- TASK OBJECTIVE -
Determine how many lines contain the string "tokens" and reply with that number alone.

------ DATA LINES ------

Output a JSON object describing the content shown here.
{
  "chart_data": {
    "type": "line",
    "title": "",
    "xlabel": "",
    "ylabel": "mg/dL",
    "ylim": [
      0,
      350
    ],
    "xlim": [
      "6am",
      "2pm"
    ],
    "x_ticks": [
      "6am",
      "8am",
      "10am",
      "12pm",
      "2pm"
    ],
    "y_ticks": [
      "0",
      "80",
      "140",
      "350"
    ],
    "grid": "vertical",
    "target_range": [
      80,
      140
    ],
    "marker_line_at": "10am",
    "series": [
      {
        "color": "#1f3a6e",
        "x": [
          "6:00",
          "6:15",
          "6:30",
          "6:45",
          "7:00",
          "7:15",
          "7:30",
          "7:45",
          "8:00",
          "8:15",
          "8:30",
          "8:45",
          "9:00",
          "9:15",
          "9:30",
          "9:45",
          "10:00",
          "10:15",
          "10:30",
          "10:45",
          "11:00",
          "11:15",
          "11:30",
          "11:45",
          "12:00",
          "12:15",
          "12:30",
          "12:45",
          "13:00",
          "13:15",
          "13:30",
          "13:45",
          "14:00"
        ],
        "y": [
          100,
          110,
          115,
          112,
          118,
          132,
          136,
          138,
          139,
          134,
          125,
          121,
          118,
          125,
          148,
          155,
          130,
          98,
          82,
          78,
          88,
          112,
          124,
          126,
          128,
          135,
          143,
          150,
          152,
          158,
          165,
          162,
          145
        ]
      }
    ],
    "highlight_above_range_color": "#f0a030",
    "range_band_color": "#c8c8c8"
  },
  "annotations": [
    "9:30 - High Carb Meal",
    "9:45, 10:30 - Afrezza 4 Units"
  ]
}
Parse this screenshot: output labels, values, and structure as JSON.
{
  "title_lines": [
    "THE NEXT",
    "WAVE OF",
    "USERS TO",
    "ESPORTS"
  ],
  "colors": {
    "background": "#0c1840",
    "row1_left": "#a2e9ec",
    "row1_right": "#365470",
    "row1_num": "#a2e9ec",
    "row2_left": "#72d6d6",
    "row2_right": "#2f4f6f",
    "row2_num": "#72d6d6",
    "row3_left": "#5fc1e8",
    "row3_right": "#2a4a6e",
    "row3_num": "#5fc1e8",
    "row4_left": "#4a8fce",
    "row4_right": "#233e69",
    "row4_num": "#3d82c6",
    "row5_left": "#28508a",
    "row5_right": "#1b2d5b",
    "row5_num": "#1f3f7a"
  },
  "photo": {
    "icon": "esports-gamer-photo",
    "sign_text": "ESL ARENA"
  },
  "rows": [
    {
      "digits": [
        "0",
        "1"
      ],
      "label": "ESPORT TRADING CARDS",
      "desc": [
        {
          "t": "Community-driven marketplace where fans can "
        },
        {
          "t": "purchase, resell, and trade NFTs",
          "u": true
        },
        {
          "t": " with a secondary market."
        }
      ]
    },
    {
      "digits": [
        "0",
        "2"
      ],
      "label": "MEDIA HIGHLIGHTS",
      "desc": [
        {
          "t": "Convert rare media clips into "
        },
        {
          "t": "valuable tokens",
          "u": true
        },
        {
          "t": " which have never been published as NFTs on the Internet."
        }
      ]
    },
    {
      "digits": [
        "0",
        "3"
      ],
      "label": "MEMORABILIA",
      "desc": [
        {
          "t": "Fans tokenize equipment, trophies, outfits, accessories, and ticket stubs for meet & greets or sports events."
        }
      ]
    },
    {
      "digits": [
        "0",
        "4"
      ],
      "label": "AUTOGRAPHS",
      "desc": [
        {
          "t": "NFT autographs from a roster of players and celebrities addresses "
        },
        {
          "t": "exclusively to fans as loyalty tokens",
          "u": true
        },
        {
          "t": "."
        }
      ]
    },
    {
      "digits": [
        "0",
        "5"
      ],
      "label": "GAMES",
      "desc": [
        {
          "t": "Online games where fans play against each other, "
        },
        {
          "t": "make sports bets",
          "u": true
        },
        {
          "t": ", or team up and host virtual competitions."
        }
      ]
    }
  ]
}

------

- FINAL RESULT -
2